## REQUIRED WORK
Retype all the records with nothing changed.

## ROWS
++++++++
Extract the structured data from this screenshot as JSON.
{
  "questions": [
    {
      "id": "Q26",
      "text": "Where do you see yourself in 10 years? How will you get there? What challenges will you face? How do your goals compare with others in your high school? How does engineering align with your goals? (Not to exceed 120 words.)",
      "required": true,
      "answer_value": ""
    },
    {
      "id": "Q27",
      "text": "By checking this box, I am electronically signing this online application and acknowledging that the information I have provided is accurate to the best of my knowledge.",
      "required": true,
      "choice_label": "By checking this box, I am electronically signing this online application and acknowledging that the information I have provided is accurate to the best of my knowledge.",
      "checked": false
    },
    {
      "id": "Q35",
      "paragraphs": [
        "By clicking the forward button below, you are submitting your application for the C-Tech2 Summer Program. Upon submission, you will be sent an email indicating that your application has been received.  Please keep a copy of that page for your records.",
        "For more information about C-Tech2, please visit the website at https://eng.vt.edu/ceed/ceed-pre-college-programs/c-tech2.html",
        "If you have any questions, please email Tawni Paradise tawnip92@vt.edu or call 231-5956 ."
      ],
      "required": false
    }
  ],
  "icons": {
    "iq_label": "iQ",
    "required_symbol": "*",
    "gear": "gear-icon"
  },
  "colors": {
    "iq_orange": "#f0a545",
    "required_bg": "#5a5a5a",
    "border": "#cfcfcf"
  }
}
++++++++
## RESPONSE TO THE TASK
Extract the structured data from this screenshot as JSON.
{
  "questions": [
    {
      "id": "Q26",
      "text": "Where do you see yourself in 10 years? How will you get there? What challenges will you face? How do your goals compare with others in your high school? How does engineering align with your goals? (Not to exceed 120 words.)",
      "required": true,
      "answer_value": ""
    },
    {
      "id": "Q27",
      "text": "By checking this box, I am electronically signing this online application and acknowledging that the information I have provided is accurate to the best of my knowledge.",
      "required": true,
      "choice_label": "By checking this box, I am electronically signing this online application and acknowledging that the information I have provided is accurate to the best of my knowledge.",
      "checked": false
    },
    {
      "id": "Q35",
      "paragraphs": [
        "By clicking the forward button below, you are submitting your application for the C-Tech2 Summer Program. Upon submission, you will be sent an email indicating that your application has been received.  Please keep a copy of that page for your records.",
        "For more information about C-Tech2, please visit the website at https://eng.vt.edu/ceed/ceed-pre-college-programs/c-tech2.html",
        "If you have any questions, please email Tawni Paradise tawnip92@vt.edu or call 231-5956 ."
      ],
      "required": false
    }
  ],
  "icons": {
    "iq_label": "iQ",
    "required_symbol": "*",
    "gear": "gear-icon"
  },
  "colors": {
    "iq_orange": "#f0a545",
    "required_bg": "#5a5a5a",
    "border": "#cfcfcf"
  }
}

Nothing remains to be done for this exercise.